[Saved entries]

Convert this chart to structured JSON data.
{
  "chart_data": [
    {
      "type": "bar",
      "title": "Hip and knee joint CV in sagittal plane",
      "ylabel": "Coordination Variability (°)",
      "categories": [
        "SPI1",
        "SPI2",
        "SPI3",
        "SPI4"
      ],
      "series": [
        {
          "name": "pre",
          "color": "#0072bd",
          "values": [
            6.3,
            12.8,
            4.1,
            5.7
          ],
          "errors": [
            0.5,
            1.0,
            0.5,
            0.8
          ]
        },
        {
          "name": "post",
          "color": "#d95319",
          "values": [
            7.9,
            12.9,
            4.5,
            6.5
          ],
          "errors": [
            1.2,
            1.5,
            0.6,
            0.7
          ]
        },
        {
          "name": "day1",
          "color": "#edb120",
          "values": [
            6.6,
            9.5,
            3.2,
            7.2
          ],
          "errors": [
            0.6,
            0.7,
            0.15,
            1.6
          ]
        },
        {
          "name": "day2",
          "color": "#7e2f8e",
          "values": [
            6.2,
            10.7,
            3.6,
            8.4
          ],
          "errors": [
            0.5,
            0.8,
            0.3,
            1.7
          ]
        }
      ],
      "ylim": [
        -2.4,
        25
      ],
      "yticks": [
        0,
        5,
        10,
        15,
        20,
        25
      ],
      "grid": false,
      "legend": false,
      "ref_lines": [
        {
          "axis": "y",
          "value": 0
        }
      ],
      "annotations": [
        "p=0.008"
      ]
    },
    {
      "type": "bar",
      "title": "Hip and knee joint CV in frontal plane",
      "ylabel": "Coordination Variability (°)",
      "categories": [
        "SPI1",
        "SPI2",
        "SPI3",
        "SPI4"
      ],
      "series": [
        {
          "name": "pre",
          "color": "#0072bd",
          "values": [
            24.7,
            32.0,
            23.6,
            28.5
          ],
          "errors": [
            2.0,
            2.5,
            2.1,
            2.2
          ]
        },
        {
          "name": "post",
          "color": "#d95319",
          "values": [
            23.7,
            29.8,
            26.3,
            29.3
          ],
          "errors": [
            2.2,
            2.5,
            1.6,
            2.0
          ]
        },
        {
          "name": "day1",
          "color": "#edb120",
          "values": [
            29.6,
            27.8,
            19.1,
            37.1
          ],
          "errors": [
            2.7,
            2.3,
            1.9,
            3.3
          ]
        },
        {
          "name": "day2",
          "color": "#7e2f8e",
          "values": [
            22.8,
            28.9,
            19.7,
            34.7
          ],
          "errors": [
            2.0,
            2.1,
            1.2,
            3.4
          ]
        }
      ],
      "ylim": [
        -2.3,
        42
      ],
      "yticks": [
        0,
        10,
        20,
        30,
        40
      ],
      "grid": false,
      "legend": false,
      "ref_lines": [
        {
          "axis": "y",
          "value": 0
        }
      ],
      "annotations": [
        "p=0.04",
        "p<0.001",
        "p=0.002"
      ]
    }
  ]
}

Problem
Repeat all of the records above exactly as written.

Solution
Convert this chart to structured JSON data.
{
  "chart_data": [
    {
      "type": "bar",
      "title": "Hip and knee joint CV in sagittal plane",
      "ylabel": "Coordination Variability (°)",
      "categories": [
        "SPI1",
        "SPI2",
        "SPI3",
        "SPI4"
      ],
      "series": [
        {
          "name": "pre",
          "color": "#0072bd",
          "values": [
            6.3,
            12.8,
            4.1,
            5.7
          ],
          "errors": [
            0.5,
            1.0,
            0.5,
            0.8
          ]
        },
        {
          "name": "post",
          "color": "#d95319",
          "values": [
            7.9,
            12.9,
            4.5,
            6.5
          ],
          "errors": [
            1.2,
            1.5,
            0.6,
            0.7
          ]
        },
        {
          "name": "day1",
          "color": "#edb120",
          "values": [
            6.6,
            9.5,
            3.2,
            7.2
          ],
          "errors": [
            0.6,
            0.7,
            0.15,
            1.6
          ]
        },
        {
          "name": "day2",
          "color": "#7e2f8e",
          "values": [
            6.2,
            10.7,
            3.6,
            8.4
          ],
          "errors": [
            0.5,
            0.8,
            0.3,
            1.7
          ]
        }
      ],
      "ylim": [
        -2.4,
        25
      ],
      "yticks": [
        0,
        5,
        10,
        15,
        20,
        25
      ],
      "grid": false,
      "legend": false,
      "ref_lines": [
        {
          "axis": "y",
          "value": 0
        }
      ],
      "annotations": [
        "p=0.008"
      ]
    },
    {
      "type": "bar",
      "title": "Hip and knee joint CV in frontal plane",
      "ylabel": "Coordination Variability (°)",
      "categories": [
        "SPI1",
        "SPI2",
        "SPI3",
        "SPI4"
      ],
      "series": [
        {
          "name": "pre",
          "color": "#0072bd",
          "values": [
            24.7,
            32.0,
            23.6,
            28.5
          ],
          "errors": [
            2.0,
            2.5,
            2.1,
            2.2
          ]
        },
        {
          "name": "post",
          "color": "#d95319",
          "values": [
            23.7,
            29.8,
            26.3,
            29.3
          ],
          "errors": [
            2.2,
            2.5,
            1.6,
            2.0
          ]
        },
        {
          "name": "day1",
          "color": "#edb120",
          "values": [
            29.6,
            27.8,
            19.1,
            37.1
          ],
          "errors": [
            2.7,
            2.3,
            1.9,
            3.3
          ]
        },
        {
          "name": "day2",
          "color": "#7e2f8e",
          "values": [
            22.8,
            28.9,
            19.7,
            34.7
          ],
          "errors": [
            2.0,
            2.1,
            1.2,
            3.4
          ]
        }
      ],
      "ylim": [
        -2.3,
        42
      ],
      "yticks": [
        0,
        10,
        20,
        30,
        40
      ],
      "grid": false,
      "legend": false,
      "ref_lines": [
        {
          "axis": "y",
          "value": 0
        }
      ],
      "annotations": [
        "p=0.04",
        "p<0.001",
        "p=0.002"
      ]
    }
  ]
}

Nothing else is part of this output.